**The task**
Look through the lines below and extract any with the word "Cumulative".

**Rows**
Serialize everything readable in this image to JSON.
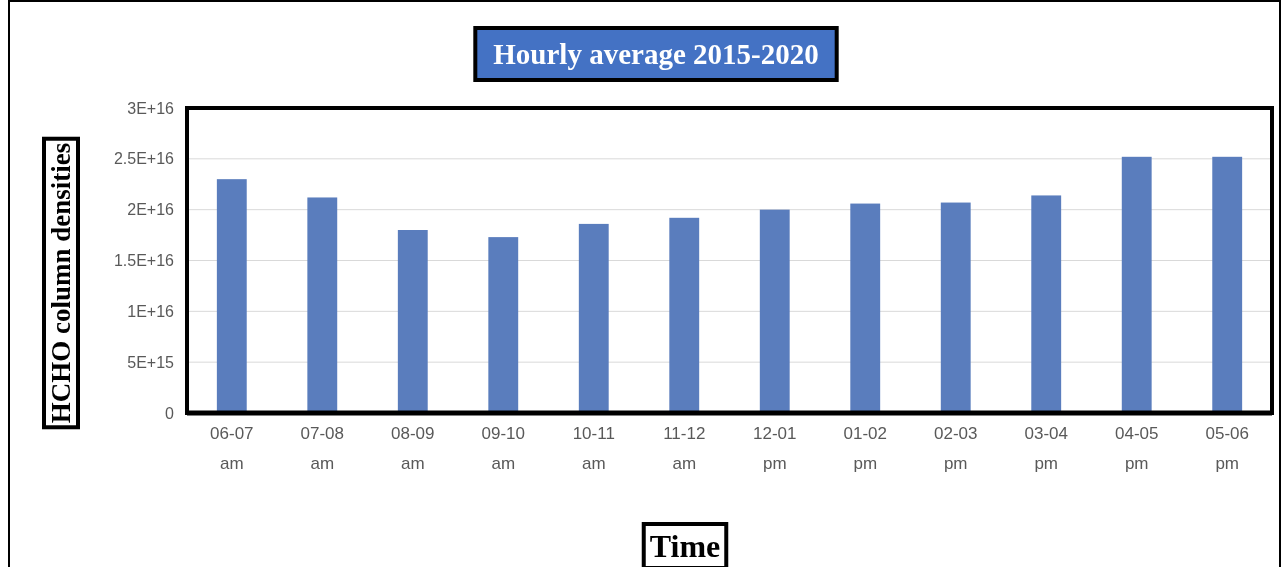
{
  "chart_data": {
    "type": "bar",
    "title": "Hourly average 2015-2020",
    "xlabel": "Time",
    "ylabel": "HCHO column densities",
    "categories": [
      "06-07 am",
      "07-08 am",
      "08-09 am",
      "09-10 am",
      "10-11 am",
      "11-12 am",
      "12-01 pm",
      "01-02 pm",
      "02-03 pm",
      "03-04 pm",
      "04-05 pm",
      "05-06 pm"
    ],
    "values": [
      2.3e+16,
      2.12e+16,
      1.8e+16,
      1.73e+16,
      1.86e+16,
      1.92e+16,
      2e+16,
      2.06e+16,
      2.07e+16,
      2.14e+16,
      2.52e+16,
      2.52e+16
    ],
    "color": "#5a7dbd",
    "ylim": [
      0,
      3e+16
    ],
    "yticks": [
      0,
      {
        "value": 5000000000000000.0,
        "label": "5E+15"
      },
      {
        "value": 1e+16,
        "label": "1E+16"
      },
      {
        "value": 1.5e+16,
        "label": "1.5E+16"
      },
      {
        "value": 2e+16,
        "label": "2E+16"
      },
      {
        "value": 2.5e+16,
        "label": "2.5E+16"
      },
      {
        "value": 3e+16,
        "label": "3E+16"
      }
    ],
    "grid": "y"
  }
}
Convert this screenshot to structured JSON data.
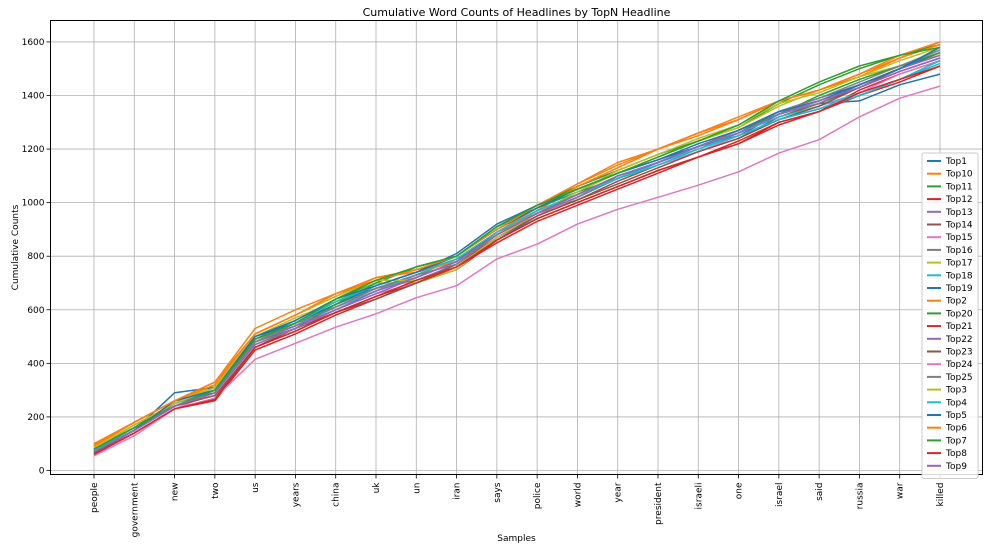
{
  "chart_data": {
    "type": "line",
    "title": "Cumulative Word Counts of Headlines by TopN Headline",
    "xlabel": "Samples",
    "ylabel": "Cumulative Counts",
    "ylim": [
      -15,
      1680
    ],
    "yticks": [
      0,
      200,
      400,
      600,
      800,
      1000,
      1200,
      1400,
      1600
    ],
    "grid": true,
    "legend_position": "right",
    "categories": [
      "people",
      "government",
      "new",
      "two",
      "us",
      "years",
      "china",
      "uk",
      "un",
      "iran",
      "says",
      "police",
      "world",
      "year",
      "president",
      "israeli",
      "one",
      "israel",
      "said",
      "russia",
      "war",
      "killed"
    ],
    "series": [
      {
        "name": "Top1",
        "color": "#1f77b4",
        "values": [
          72,
          150,
          260,
          290,
          490,
          550,
          630,
          680,
          730,
          790,
          860,
          950,
          1020,
          1090,
          1150,
          1210,
          1250,
          1330,
          1370,
          1380,
          1440,
          1480
        ]
      },
      {
        "name": "Top10",
        "color": "#ff7f0e",
        "values": [
          90,
          180,
          260,
          330,
          530,
          600,
          660,
          720,
          750,
          780,
          890,
          980,
          1070,
          1150,
          1200,
          1260,
          1310,
          1380,
          1420,
          1480,
          1540,
          1600
        ]
      },
      {
        "name": "Top11",
        "color": "#2ca02c",
        "values": [
          80,
          170,
          240,
          300,
          490,
          560,
          640,
          700,
          760,
          800,
          910,
          990,
          1060,
          1120,
          1180,
          1230,
          1280,
          1370,
          1440,
          1500,
          1550,
          1590
        ]
      },
      {
        "name": "Top12",
        "color": "#d62728",
        "values": [
          65,
          140,
          230,
          270,
          460,
          530,
          590,
          650,
          700,
          750,
          860,
          940,
          1000,
          1060,
          1120,
          1170,
          1220,
          1300,
          1340,
          1420,
          1480,
          1530
        ]
      },
      {
        "name": "Top13",
        "color": "#9467bd",
        "values": [
          75,
          160,
          250,
          300,
          490,
          540,
          620,
          680,
          710,
          770,
          880,
          960,
          1020,
          1100,
          1150,
          1210,
          1270,
          1340,
          1380,
          1440,
          1500,
          1560
        ]
      },
      {
        "name": "Top14",
        "color": "#8c564b",
        "values": [
          70,
          150,
          240,
          290,
          480,
          540,
          610,
          670,
          720,
          780,
          890,
          960,
          1010,
          1080,
          1140,
          1190,
          1240,
          1320,
          1370,
          1430,
          1500,
          1550
        ]
      },
      {
        "name": "Top15",
        "color": "#e377c2",
        "values": [
          65,
          140,
          230,
          290,
          470,
          530,
          600,
          660,
          700,
          760,
          870,
          950,
          1020,
          1090,
          1140,
          1190,
          1250,
          1310,
          1350,
          1410,
          1480,
          1530
        ]
      },
      {
        "name": "Top16",
        "color": "#7f7f7f",
        "values": [
          80,
          160,
          250,
          310,
          490,
          550,
          620,
          680,
          720,
          780,
          880,
          960,
          1030,
          1100,
          1150,
          1210,
          1260,
          1330,
          1370,
          1440,
          1500,
          1560
        ]
      },
      {
        "name": "Top17",
        "color": "#bcbd22",
        "values": [
          85,
          170,
          250,
          320,
          500,
          570,
          630,
          700,
          700,
          750,
          870,
          960,
          1040,
          1110,
          1170,
          1230,
          1280,
          1360,
          1420,
          1470,
          1510,
          1550
        ]
      },
      {
        "name": "Top18",
        "color": "#17becf",
        "values": [
          75,
          150,
          240,
          300,
          480,
          540,
          610,
          670,
          730,
          790,
          890,
          970,
          1030,
          1090,
          1140,
          1200,
          1260,
          1320,
          1360,
          1410,
          1460,
          1520
        ]
      },
      {
        "name": "Top19",
        "color": "#1f77b4",
        "values": [
          70,
          150,
          290,
          310,
          500,
          550,
          620,
          690,
          740,
          810,
          920,
          990,
          1050,
          1110,
          1160,
          1210,
          1260,
          1340,
          1390,
          1440,
          1500,
          1560
        ]
      },
      {
        "name": "Top2",
        "color": "#ff7f0e",
        "values": [
          95,
          180,
          260,
          320,
          510,
          580,
          650,
          720,
          740,
          780,
          880,
          970,
          1060,
          1130,
          1200,
          1260,
          1320,
          1380,
          1420,
          1470,
          1540,
          1590
        ]
      },
      {
        "name": "Top20",
        "color": "#2ca02c",
        "values": [
          80,
          160,
          250,
          310,
          480,
          530,
          620,
          700,
          760,
          800,
          910,
          980,
          1040,
          1090,
          1150,
          1210,
          1270,
          1330,
          1400,
          1460,
          1510,
          1560
        ]
      },
      {
        "name": "Top21",
        "color": "#d62728",
        "values": [
          60,
          140,
          230,
          260,
          450,
          510,
          580,
          640,
          700,
          760,
          850,
          930,
          990,
          1050,
          1110,
          1170,
          1220,
          1290,
          1340,
          1400,
          1450,
          1510
        ]
      },
      {
        "name": "Top22",
        "color": "#9467bd",
        "values": [
          70,
          150,
          240,
          290,
          480,
          540,
          600,
          660,
          720,
          780,
          880,
          960,
          1030,
          1100,
          1150,
          1210,
          1260,
          1330,
          1380,
          1440,
          1500,
          1550
        ]
      },
      {
        "name": "Top23",
        "color": "#8c564b",
        "values": [
          65,
          150,
          240,
          280,
          460,
          520,
          590,
          640,
          700,
          770,
          870,
          950,
          1010,
          1070,
          1130,
          1190,
          1240,
          1310,
          1360,
          1430,
          1490,
          1540
        ]
      },
      {
        "name": "Top24",
        "color": "#e377c2",
        "values": [
          55,
          130,
          230,
          270,
          415,
          475,
          535,
          585,
          645,
          690,
          790,
          845,
          920,
          975,
          1020,
          1065,
          1115,
          1185,
          1235,
          1320,
          1390,
          1435
        ]
      },
      {
        "name": "Top25",
        "color": "#7f7f7f",
        "values": [
          70,
          150,
          250,
          300,
          480,
          550,
          610,
          680,
          730,
          770,
          880,
          960,
          1020,
          1090,
          1150,
          1210,
          1270,
          1340,
          1390,
          1450,
          1510,
          1570
        ]
      },
      {
        "name": "Top3",
        "color": "#bcbd22",
        "values": [
          85,
          170,
          250,
          310,
          510,
          580,
          650,
          710,
          710,
          760,
          870,
          960,
          1040,
          1120,
          1180,
          1240,
          1290,
          1370,
          1410,
          1470,
          1530,
          1580
        ]
      },
      {
        "name": "Top4",
        "color": "#17becf",
        "values": [
          75,
          160,
          240,
          300,
          490,
          550,
          630,
          690,
          740,
          790,
          890,
          970,
          1030,
          1090,
          1150,
          1200,
          1250,
          1310,
          1350,
          1400,
          1460,
          1530
        ]
      },
      {
        "name": "Top5",
        "color": "#1f77b4",
        "values": [
          70,
          150,
          260,
          300,
          500,
          560,
          640,
          690,
          740,
          800,
          900,
          980,
          1050,
          1110,
          1160,
          1220,
          1270,
          1340,
          1380,
          1440,
          1500,
          1580
        ]
      },
      {
        "name": "Top6",
        "color": "#ff7f0e",
        "values": [
          100,
          180,
          260,
          330,
          510,
          580,
          660,
          710,
          750,
          800,
          900,
          990,
          1070,
          1140,
          1200,
          1250,
          1310,
          1380,
          1420,
          1480,
          1550,
          1600
        ]
      },
      {
        "name": "Top7",
        "color": "#2ca02c",
        "values": [
          80,
          160,
          240,
          300,
          490,
          550,
          640,
          710,
          760,
          800,
          910,
          990,
          1050,
          1110,
          1170,
          1230,
          1290,
          1380,
          1450,
          1510,
          1550,
          1580
        ]
      },
      {
        "name": "Top8",
        "color": "#d62728",
        "values": [
          60,
          140,
          230,
          265,
          460,
          520,
          590,
          650,
          710,
          760,
          860,
          940,
          1000,
          1060,
          1120,
          1170,
          1230,
          1300,
          1340,
          1410,
          1460,
          1510
        ]
      },
      {
        "name": "Top9",
        "color": "#9467bd",
        "values": [
          70,
          150,
          240,
          290,
          470,
          530,
          600,
          670,
          720,
          780,
          880,
          960,
          1030,
          1100,
          1150,
          1210,
          1260,
          1330,
          1380,
          1430,
          1490,
          1540
        ]
      }
    ]
  }
}
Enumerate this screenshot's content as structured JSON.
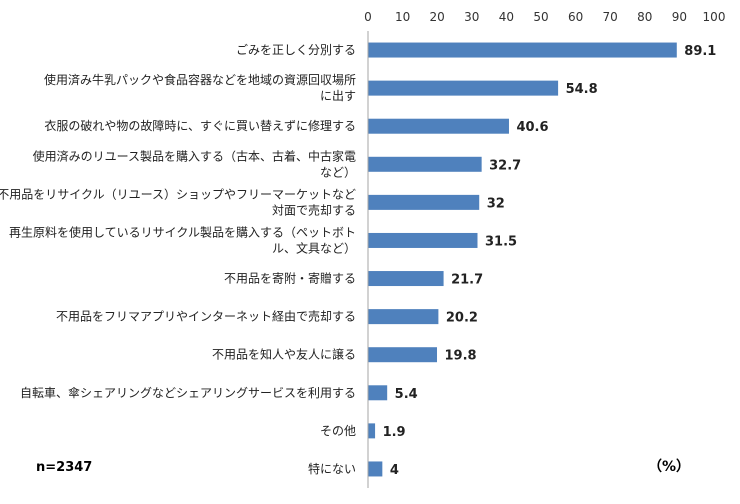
{
  "chart_data": {
    "type": "bar",
    "orientation": "horizontal",
    "categories": [
      [
        "ごみを正しく分別する"
      ],
      [
        "使用済み牛乳パックや食品容器などを地域の資源回収場所",
        "に出す"
      ],
      [
        "衣服の破れや物の故障時に、すぐに買い替えずに修理する"
      ],
      [
        "使用済みのリユース製品を購入する（古本、古着、中古家電",
        "など）"
      ],
      [
        "不用品をリサイクル（リユース）ショップやフリーマーケットなど",
        "対面で売却する"
      ],
      [
        "再生原料を使用しているリサイクル製品を購入する（ペットボト",
        "ル、文具など）"
      ],
      [
        "不用品を寄附・寄贈する"
      ],
      [
        "不用品をフリマアプリやインターネット経由で売却する"
      ],
      [
        "不用品を知人や友人に譲る"
      ],
      [
        "自転車、傘シェアリングなどシェアリングサービスを利用する"
      ],
      [
        "その他"
      ],
      [
        "特にない"
      ]
    ],
    "values": [
      89.1,
      54.8,
      40.6,
      32.7,
      32,
      31.5,
      21.7,
      20.2,
      19.8,
      5.4,
      1.9,
      4
    ],
    "value_labels": [
      "89.1",
      "54.8",
      "40.6",
      "32.7",
      "32",
      "31.5",
      "21.7",
      "20.2",
      "19.8",
      "5.4",
      "1.9",
      "4"
    ],
    "xlim": [
      0,
      100
    ],
    "xticks": [
      0,
      10,
      20,
      30,
      40,
      50,
      60,
      70,
      80,
      90,
      100
    ],
    "xaxis_position": "top",
    "unit_label": "（%）",
    "sample_note": "n=2347",
    "grid": false,
    "bar_color": "#4f81bd"
  }
}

**Complete answer**
    "title": "Cumulative Word Counts of Headlines by TopN Headline",
    "ylabel": "Cumulative Counts",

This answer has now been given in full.